### Work request A:
From the interleukin 10 passage, quote word for word the part that opens with the words containing "Interleukin 10 (IL-10, CSIF)" and closes with "IL-4, and GM-CSF.".
### Work request B:
Using the interleukin 10 passage, decide whether each statement agrees with it, answering yes or no and quoting the deciding words: (i) IL-10 is made up of 160 amino acid residues. (ii) IL-10 shares less than half of its sequence with the Epstein-Barr Virus protein. (iii) The stimulation of the Th2 cell response leads to elevated antibody production.
### Work request C:
Carry on the interleukin 10 passage from its last sentence.

### Page text:

┌──

Interleukin 10 (IL-10, CSIF) is an anti-inflammatory cytokine mainly produced by macrophages and Th2 cells. IL-10 is an 18.6 kDa protein of 160 amino acid residues that shares over 80% sequence homology with the Epstein-Barr Virus protein (BCRFI).
The reported biological activities of IL-10, which maybe interrelated, include inhibition of macrophage-mediated cytokine synthesis, suppression of the delayed-type hyper-sensitivity response, and stimulation of the Th2 cell response which results in elevated antibody production. IL-10 functions by inhibiting pro-inflammatory cytokines made by macrophages and regulatory T cells including IFN-gamma, TNF-alpha, IL-2, and IL-3, IL-4, and GM-CSF.

└──

### Given records:
┌──

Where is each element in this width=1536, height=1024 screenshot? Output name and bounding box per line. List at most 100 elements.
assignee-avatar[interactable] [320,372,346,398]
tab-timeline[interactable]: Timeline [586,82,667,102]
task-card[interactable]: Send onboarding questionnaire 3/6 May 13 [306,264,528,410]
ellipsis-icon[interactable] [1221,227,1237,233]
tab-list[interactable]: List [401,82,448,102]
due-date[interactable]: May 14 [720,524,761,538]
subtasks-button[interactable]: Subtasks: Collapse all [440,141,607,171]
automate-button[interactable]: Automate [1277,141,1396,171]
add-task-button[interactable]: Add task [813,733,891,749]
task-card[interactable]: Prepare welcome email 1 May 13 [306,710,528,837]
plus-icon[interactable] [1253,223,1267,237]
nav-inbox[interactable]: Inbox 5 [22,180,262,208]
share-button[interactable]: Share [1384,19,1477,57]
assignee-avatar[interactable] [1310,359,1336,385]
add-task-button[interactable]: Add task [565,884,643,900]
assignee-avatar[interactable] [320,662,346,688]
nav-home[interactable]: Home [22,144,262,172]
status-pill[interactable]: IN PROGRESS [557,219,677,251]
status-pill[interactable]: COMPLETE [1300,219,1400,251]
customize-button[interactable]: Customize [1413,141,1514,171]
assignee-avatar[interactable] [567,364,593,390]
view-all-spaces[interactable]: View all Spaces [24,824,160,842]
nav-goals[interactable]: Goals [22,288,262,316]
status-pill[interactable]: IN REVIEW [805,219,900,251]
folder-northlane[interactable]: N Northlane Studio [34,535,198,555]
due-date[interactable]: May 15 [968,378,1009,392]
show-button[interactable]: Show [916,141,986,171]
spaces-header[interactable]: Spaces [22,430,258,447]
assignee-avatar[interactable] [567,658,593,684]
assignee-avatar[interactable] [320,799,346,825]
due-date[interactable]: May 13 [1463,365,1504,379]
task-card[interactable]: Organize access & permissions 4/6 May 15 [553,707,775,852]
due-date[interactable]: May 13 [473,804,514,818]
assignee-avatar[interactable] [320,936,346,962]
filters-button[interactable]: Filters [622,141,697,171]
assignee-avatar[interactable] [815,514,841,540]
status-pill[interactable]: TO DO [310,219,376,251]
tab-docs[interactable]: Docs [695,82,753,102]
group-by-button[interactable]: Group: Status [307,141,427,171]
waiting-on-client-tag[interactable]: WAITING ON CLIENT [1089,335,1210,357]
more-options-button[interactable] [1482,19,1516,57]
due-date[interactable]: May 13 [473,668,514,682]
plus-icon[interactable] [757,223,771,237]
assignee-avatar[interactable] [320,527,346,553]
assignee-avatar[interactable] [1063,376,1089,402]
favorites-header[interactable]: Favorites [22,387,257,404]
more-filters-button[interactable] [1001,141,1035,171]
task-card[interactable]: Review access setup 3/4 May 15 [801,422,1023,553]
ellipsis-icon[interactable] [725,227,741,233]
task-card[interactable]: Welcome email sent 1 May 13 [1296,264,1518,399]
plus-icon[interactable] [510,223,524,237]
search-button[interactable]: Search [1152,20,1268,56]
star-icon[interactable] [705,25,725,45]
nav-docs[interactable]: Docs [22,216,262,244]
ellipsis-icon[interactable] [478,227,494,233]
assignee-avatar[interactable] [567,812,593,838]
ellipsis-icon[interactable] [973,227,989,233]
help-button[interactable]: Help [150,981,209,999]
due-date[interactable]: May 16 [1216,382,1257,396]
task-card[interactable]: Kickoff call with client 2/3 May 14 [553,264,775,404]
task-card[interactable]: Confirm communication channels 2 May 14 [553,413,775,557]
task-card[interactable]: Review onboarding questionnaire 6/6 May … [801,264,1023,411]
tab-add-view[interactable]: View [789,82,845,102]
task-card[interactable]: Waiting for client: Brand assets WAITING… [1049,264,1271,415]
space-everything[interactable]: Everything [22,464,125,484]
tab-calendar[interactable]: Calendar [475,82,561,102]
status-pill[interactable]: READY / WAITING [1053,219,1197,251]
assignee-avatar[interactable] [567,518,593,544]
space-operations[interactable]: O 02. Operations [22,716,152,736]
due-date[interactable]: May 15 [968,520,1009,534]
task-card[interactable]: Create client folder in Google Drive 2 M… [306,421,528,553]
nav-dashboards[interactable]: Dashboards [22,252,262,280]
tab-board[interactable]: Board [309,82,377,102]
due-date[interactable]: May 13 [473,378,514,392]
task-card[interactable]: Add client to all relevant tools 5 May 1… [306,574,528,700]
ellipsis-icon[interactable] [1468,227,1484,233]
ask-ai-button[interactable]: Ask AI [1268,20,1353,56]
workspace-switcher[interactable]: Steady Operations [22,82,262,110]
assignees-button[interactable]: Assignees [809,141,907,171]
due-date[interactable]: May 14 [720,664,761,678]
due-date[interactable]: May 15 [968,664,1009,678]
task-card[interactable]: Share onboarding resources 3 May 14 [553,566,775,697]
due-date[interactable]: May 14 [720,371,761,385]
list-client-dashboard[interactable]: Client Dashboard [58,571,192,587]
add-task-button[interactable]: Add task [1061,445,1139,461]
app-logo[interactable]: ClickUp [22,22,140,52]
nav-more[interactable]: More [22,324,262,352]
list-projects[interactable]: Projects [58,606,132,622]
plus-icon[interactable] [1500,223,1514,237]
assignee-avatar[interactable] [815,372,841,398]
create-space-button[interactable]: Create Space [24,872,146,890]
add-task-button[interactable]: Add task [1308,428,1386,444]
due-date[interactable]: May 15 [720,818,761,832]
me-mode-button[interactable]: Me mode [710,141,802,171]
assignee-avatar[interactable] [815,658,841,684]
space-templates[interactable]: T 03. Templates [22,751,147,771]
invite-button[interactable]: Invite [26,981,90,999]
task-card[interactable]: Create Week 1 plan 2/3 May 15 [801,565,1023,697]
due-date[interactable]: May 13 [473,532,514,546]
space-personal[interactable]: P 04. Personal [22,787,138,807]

└──

### Answer A:
Interleukin 10 (IL-10, CSIF) is an anti-inflammatory cytokine mainly produced by macrophages and Th2 cells. IL-10 is an 18.6 kDa protein of 160 amino acid residues that shares over 80% sequence homology with the Epstein-Barr Virus protein (BCRFI).
The reported biological activities of IL-10, which maybe interrelated, include inhibition of macrophage-mediated cytokine synthesis, suppression of the delayed-type hyper-sensitivity response, and stimulation of the Th2 cell response which results in elevated antibody production. IL-10 functions by inhibiting pro-inflammatory cytokines made by macrophages and regulatory T cells including IFN-gamma, TNF-alpha, IL-2, and IL-3, IL-4, and GM-CSF.

### Answer B:
(i) Yes: "an 18.6 kDa protein of 160 amino acid residues"
(ii) No: "shares over 80% sequence homology with the Epstein-Barr Virus protein (BCRFI)"
(iii) Yes: "stimulation of the Th2 cell response which results in elevated antibody production"

### Answer C:
IL-10 is also known to suppress antigen presentation on antigen presenting cells, enhances B cell survival, proliferation, and antibody production. IL-10 can block NF-kappa B activity, and is involved in the regulation of the JAK-STAT signaling pathway. While human IL-10 can act on murine cells, murine IL-10 cannot act on human cells. Binds to a retinoid X receptor (RXR) responsive element from the cellular retinol-binding protein II promoter (CRBPII-RXRE).
IL-10 inhibits the 9-cis-retinoic acid-dependent RXR alpha transcription activation of the retinoic acid responsive element. Knockout studies in mice suggest the function of this cytokine as an essential immunoregulator in the intestinal tract.